*Dataset rows*:

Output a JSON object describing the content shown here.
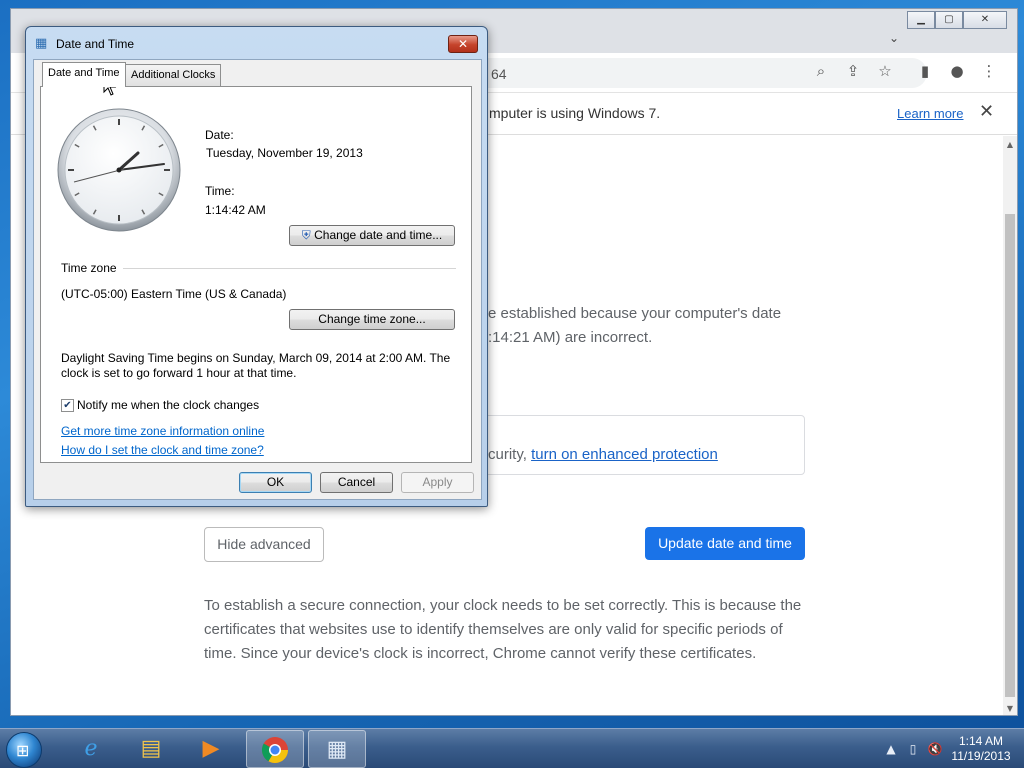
{
  "chrome": {
    "url_fragment": "64",
    "infobar_text": "mputer is using Windows 7.",
    "learn_more": "Learn more",
    "content": {
      "para1_line1": "e established because your computer's date",
      "para1_line2": ":14:21 AM) are incorrect.",
      "protect_prefix": "curity, ",
      "protect_link": "turn on enhanced protection",
      "hide_advanced": "Hide advanced",
      "update_button": "Update date and time",
      "para2": "To establish a secure connection, your clock needs to be set correctly. This is because the certificates that websites use to identify themselves are only valid for specific periods of time. Since your device's clock is incorrect, Chrome cannot verify these certificates."
    }
  },
  "dialog": {
    "title": "Date and Time",
    "tabs": [
      {
        "label": "Date and Time",
        "selected": true
      },
      {
        "label": "Additional Clocks",
        "selected": false
      }
    ],
    "date_label": "Date:",
    "date_value": "Tuesday, November 19, 2013",
    "time_label": "Time:",
    "time_value": "1:14:42 AM",
    "change_datetime_button": "Change date and time...",
    "timezone_heading": "Time zone",
    "timezone_value": "(UTC-05:00) Eastern Time (US & Canada)",
    "change_timezone_button": "Change time zone...",
    "dst_line1": "Daylight Saving Time begins on Sunday, March 09, 2014 at 2:00 AM. The",
    "dst_line2": "clock is set to go forward 1 hour at that time.",
    "notify_label": "Notify me when the clock changes",
    "notify_checked": true,
    "link_more_info": "Get more time zone information online",
    "link_howto": "How do I set the clock and time zone?",
    "ok_button": "OK",
    "cancel_button": "Cancel",
    "apply_button": "Apply"
  },
  "taskbar": {
    "apps": [
      "start",
      "internet-explorer",
      "windows-explorer",
      "media-player",
      "chrome",
      "date-time-control-panel"
    ],
    "clock_time": "1:14 AM",
    "clock_date": "11/19/2013"
  },
  "colors": {
    "chrome_accent": "#1a73e8",
    "link_blue": "#1a63c7",
    "dialog_frame": "#b7cfea"
  }
}
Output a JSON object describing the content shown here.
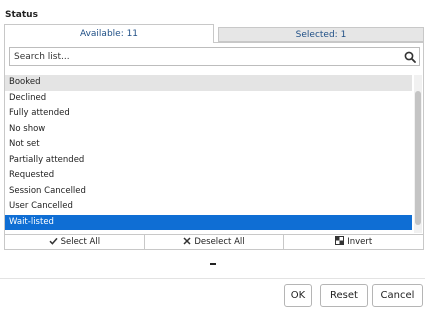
{
  "section": {
    "title": "Status"
  },
  "tabs": {
    "available": "Available: 11",
    "selected": "Selected: 1"
  },
  "search": {
    "placeholder": "Search list...",
    "value": ""
  },
  "items": [
    {
      "label": "Booked",
      "state": "hovered"
    },
    {
      "label": "Declined",
      "state": "normal"
    },
    {
      "label": "Fully attended",
      "state": "normal"
    },
    {
      "label": "No show",
      "state": "normal"
    },
    {
      "label": "Not set",
      "state": "normal"
    },
    {
      "label": "Partially attended",
      "state": "normal"
    },
    {
      "label": "Requested",
      "state": "normal"
    },
    {
      "label": "Session Cancelled",
      "state": "normal"
    },
    {
      "label": "User Cancelled",
      "state": "normal"
    },
    {
      "label": "Wait-listed",
      "state": "active"
    }
  ],
  "actions": {
    "select_all": "Select All",
    "deselect_all": "Deselect All",
    "invert": "Invert"
  },
  "icons": {
    "search": "search-icon",
    "select_all": "check-icon",
    "deselect_all": "x-icon",
    "invert": "invert-icon"
  },
  "colors": {
    "active_item": "#0f6ed4",
    "hovered_item": "#e4e4e4",
    "tab_text": "#1f4f86"
  },
  "footer": {
    "ok": "OK",
    "reset": "Reset",
    "cancel": "Cancel"
  }
}
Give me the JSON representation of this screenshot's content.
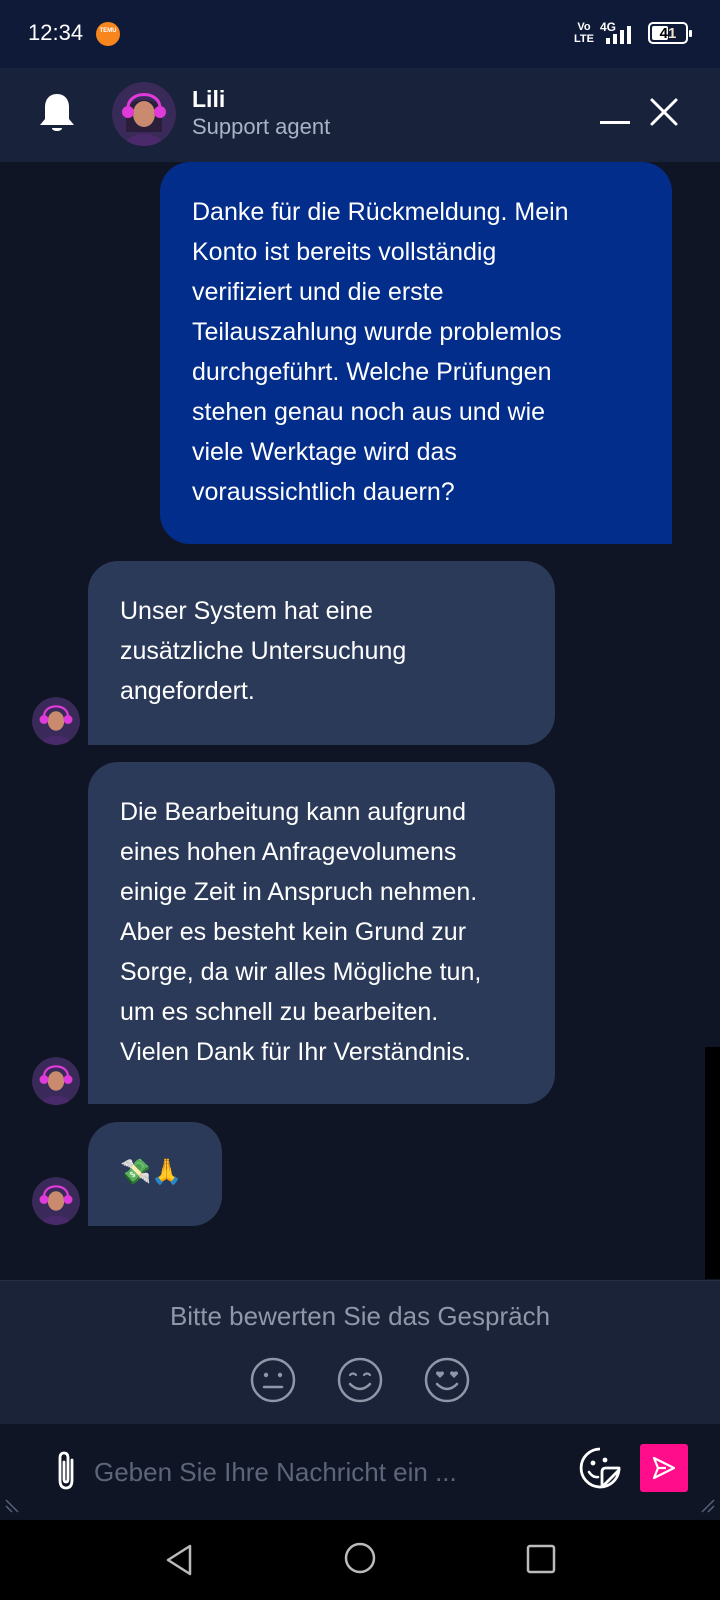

*Given exercise*:
Repeat the listing verbatim. Skip the pictures.

*Task solution*:
Output a JSON object describing the content shown here.
{
  "chrome": {
    "url_fragment": "64",
    "infobar_text": "mputer is using Windows 7.",
    "learn_more": "Learn more",
    "content": {
      "para1_line1": "e established because your computer's date",
      "para1_line2": ":14:21 AM) are incorrect.",
      "protect_prefix": "curity, ",
      "protect_link": "turn on enhanced protection",
      "hide_advanced": "Hide advanced",
      "update_button": "Update date and time",
      "para2": "To establish a secure connection, your clock needs to be set correctly. This is because the certificates that websites use to identify themselves are only valid for specific periods of time. Since your device's clock is incorrect, Chrome cannot verify these certificates."
    }
  },
  "dialog": {
    "title": "Date and Time",
    "tabs": [
      {
        "label": "Date and Time",
        "selected": true
      },
      {
        "label": "Additional Clocks",
        "selected": false
      }
    ],
    "date_label": "Date:",
    "date_value": "Tuesday, November 19, 2013",
    "time_label": "Time:",
    "time_value": "1:14:42 AM",
    "change_datetime_button": "Change date and time...",
    "timezone_heading": "Time zone",
    "timezone_value": "(UTC-05:00) Eastern Time (US & Canada)",
    "change_timezone_button": "Change time zone...",
    "dst_line1": "Daylight Saving Time begins on Sunday, March 09, 2014 at 2:00 AM. The",
    "dst_line2": "clock is set to go forward 1 hour at that time.",
    "notify_label": "Notify me when the clock changes",
    "notify_checked": true,
    "link_more_info": "Get more time zone information online",
    "link_howto": "How do I set the clock and time zone?",
    "ok_button": "OK",
    "cancel_button": "Cancel",
    "apply_button": "Apply"
  },
  "taskbar": {
    "apps": [
      "start",
      "internet-explorer",
      "windows-explorer",
      "media-player",
      "chrome",
      "date-time-control-panel"
    ],
    "clock_time": "1:14 AM",
    "clock_date": "11/19/2013"
  },
  "colors": {
    "chrome_accent": "#1a73e8",
    "link_blue": "#1a63c7",
    "dialog_frame": "#b7cfea"
  }
}
Output a JSON object describing the content shown here.
{
  "section": {
    "title": "Status"
  },
  "tabs": {
    "available": "Available: 11",
    "selected": "Selected: 1"
  },
  "search": {
    "placeholder": "Search list...",
    "value": ""
  },
  "items": [
    {
      "label": "Booked",
      "state": "hovered"
    },
    {
      "label": "Declined",
      "state": "normal"
    },
    {
      "label": "Fully attended",
      "state": "normal"
    },
    {
      "label": "No show",
      "state": "normal"
    },
    {
      "label": "Not set",
      "state": "normal"
    },
    {
      "label": "Partially attended",
      "state": "normal"
    },
    {
      "label": "Requested",
      "state": "normal"
    },
    {
      "label": "Session Cancelled",
      "state": "normal"
    },
    {
      "label": "User Cancelled",
      "state": "normal"
    },
    {
      "label": "Wait-listed",
      "state": "active"
    }
  ],
  "actions": {
    "select_all": "Select All",
    "deselect_all": "Deselect All",
    "invert": "Invert"
  },
  "icons": {
    "search": "search-icon",
    "select_all": "check-icon",
    "deselect_all": "x-icon",
    "invert": "invert-icon"
  },
  "colors": {
    "active_item": "#0f6ed4",
    "hovered_item": "#e4e4e4",
    "tab_text": "#1f4f86"
  },
  "footer": {
    "ok": "OK",
    "reset": "Reset",
    "cancel": "Cancel"
  }
}
Give me the JSON representation of this screenshot's content.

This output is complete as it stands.